SET PROBLEM: Each entry below should be written out exactly as it is, with no pictures.

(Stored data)
- - -

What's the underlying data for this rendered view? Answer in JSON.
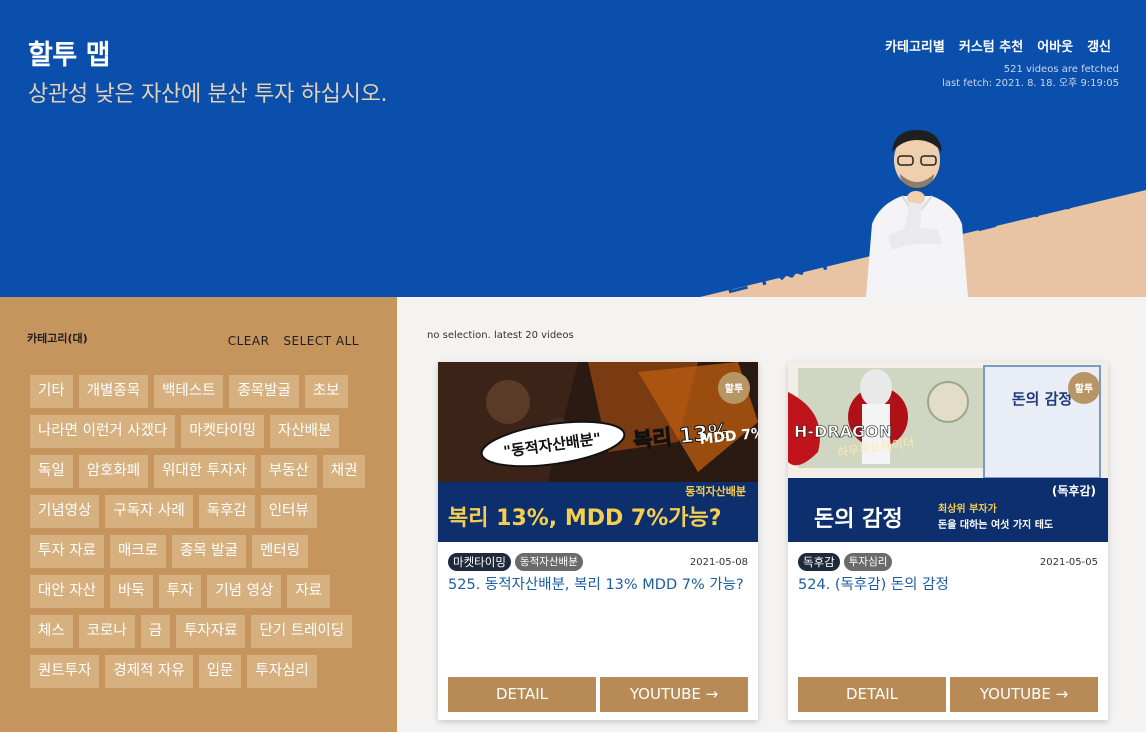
{
  "header": {
    "title": "할투 맵",
    "subtitle": "상관성 낮은 자산에 분산 투자 하십시오.",
    "nav": [
      "카테고리별",
      "커스텀 추천",
      "어바웃",
      "갱신"
    ],
    "fetched_count": "521 videos are fetched",
    "last_fetch": "last fetch: 2021. 8. 18. 오후 9:19:05",
    "banner_left": "할수있다",
    "banner_right": "알고투자"
  },
  "sidebar": {
    "heading": "카테고리(대)",
    "clear_label": "CLEAR",
    "select_all_label": "SELECT ALL",
    "tags": [
      "기타",
      "개별종목",
      "백테스트",
      "종목발굴",
      "초보",
      "나라면 이런거 사겠다",
      "마켓타이밍",
      "자산배분",
      "독일",
      "암호화폐",
      "위대한 투자자",
      "부동산",
      "채권",
      "기념영상",
      "구독자 사례",
      "독후감",
      "인터뷰",
      "투자 자료",
      "매크로",
      "종목 발굴",
      "멘터링",
      "대안 자산",
      "바둑",
      "투자",
      "기념 영상",
      "자료",
      "체스",
      "코로나",
      "금",
      "투자자료",
      "단기 트레이딩",
      "퀀트투자",
      "경제적 자유",
      "입문",
      "투자심리"
    ]
  },
  "main": {
    "status": "no selection. latest 20 videos",
    "cards": [
      {
        "badges": [
          "마켓타이밍",
          "동적자산배분"
        ],
        "date": "2021-05-08",
        "title": "525. 동적자산배분, 복리 13% MDD 7% 가능?",
        "detail_label": "DETAIL",
        "youtube_label": "YOUTUBE →",
        "thumb": {
          "corner": "할투",
          "bubble": "\"동적자산배분\"",
          "big": "복리 13%",
          "mdd": "MDD 7%",
          "tag": "동적자산배분",
          "headline": "복리 13%, MDD 7%가능?"
        }
      },
      {
        "badges": [
          "독후감",
          "투자심리"
        ],
        "date": "2021-05-05",
        "title": "524. (독후감) 돈의 감정",
        "detail_label": "DETAIL",
        "youtube_label": "YOUTUBE →",
        "thumb": {
          "corner": "할투",
          "book": "돈의 감정",
          "name": "H-DRAGON",
          "script": "하우투트레이더",
          "tag": "(독후감)",
          "headline": "돈의 감정",
          "sub1": "최상위 부자가",
          "sub2": "돈을 대하는 여섯 가지 태도"
        }
      }
    ]
  },
  "colors": {
    "header_bg": "#0b4fad",
    "sidebar_bg": "#c6955e",
    "tag_bg": "#d7b080",
    "button_bg": "#b78a56",
    "link": "#1a5ea8"
  }
}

- - -

CORRECT RESULT:
What's the underlying data for this rendered view? Answer in JSON.
{
  "header": {
    "title": "할투 맵",
    "subtitle": "상관성 낮은 자산에 분산 투자 하십시오.",
    "nav": [
      "카테고리별",
      "커스텀 추천",
      "어바웃",
      "갱신"
    ],
    "fetched_count": "521 videos are fetched",
    "last_fetch": "last fetch: 2021. 8. 18. 오후 9:19:05",
    "banner_left": "할수있다",
    "banner_right": "알고투자"
  },
  "sidebar": {
    "heading": "카테고리(대)",
    "clear_label": "CLEAR",
    "select_all_label": "SELECT ALL",
    "tags": [
      "기타",
      "개별종목",
      "백테스트",
      "종목발굴",
      "초보",
      "나라면 이런거 사겠다",
      "마켓타이밍",
      "자산배분",
      "독일",
      "암호화폐",
      "위대한 투자자",
      "부동산",
      "채권",
      "기념영상",
      "구독자 사례",
      "독후감",
      "인터뷰",
      "투자 자료",
      "매크로",
      "종목 발굴",
      "멘터링",
      "대안 자산",
      "바둑",
      "투자",
      "기념 영상",
      "자료",
      "체스",
      "코로나",
      "금",
      "투자자료",
      "단기 트레이딩",
      "퀀트투자",
      "경제적 자유",
      "입문",
      "투자심리"
    ]
  },
  "main": {
    "status": "no selection. latest 20 videos",
    "cards": [
      {
        "badges": [
          "마켓타이밍",
          "동적자산배분"
        ],
        "date": "2021-05-08",
        "title": "525. 동적자산배분, 복리 13% MDD 7% 가능?",
        "detail_label": "DETAIL",
        "youtube_label": "YOUTUBE →",
        "thumb": {
          "corner": "할투",
          "bubble": "\"동적자산배분\"",
          "big": "복리 13%",
          "mdd": "MDD 7%",
          "tag": "동적자산배분",
          "headline": "복리 13%, MDD 7%가능?"
        }
      },
      {
        "badges": [
          "독후감",
          "투자심리"
        ],
        "date": "2021-05-05",
        "title": "524. (독후감) 돈의 감정",
        "detail_label": "DETAIL",
        "youtube_label": "YOUTUBE →",
        "thumb": {
          "corner": "할투",
          "book": "돈의 감정",
          "name": "H-DRAGON",
          "script": "하우투트레이더",
          "tag": "(독후감)",
          "headline": "돈의 감정",
          "sub1": "최상위 부자가",
          "sub2": "돈을 대하는 여섯 가지 태도"
        }
      }
    ]
  },
  "colors": {
    "header_bg": "#0b4fad",
    "sidebar_bg": "#c6955e",
    "tag_bg": "#d7b080",
    "button_bg": "#b78a56",
    "link": "#1a5ea8"
  }
}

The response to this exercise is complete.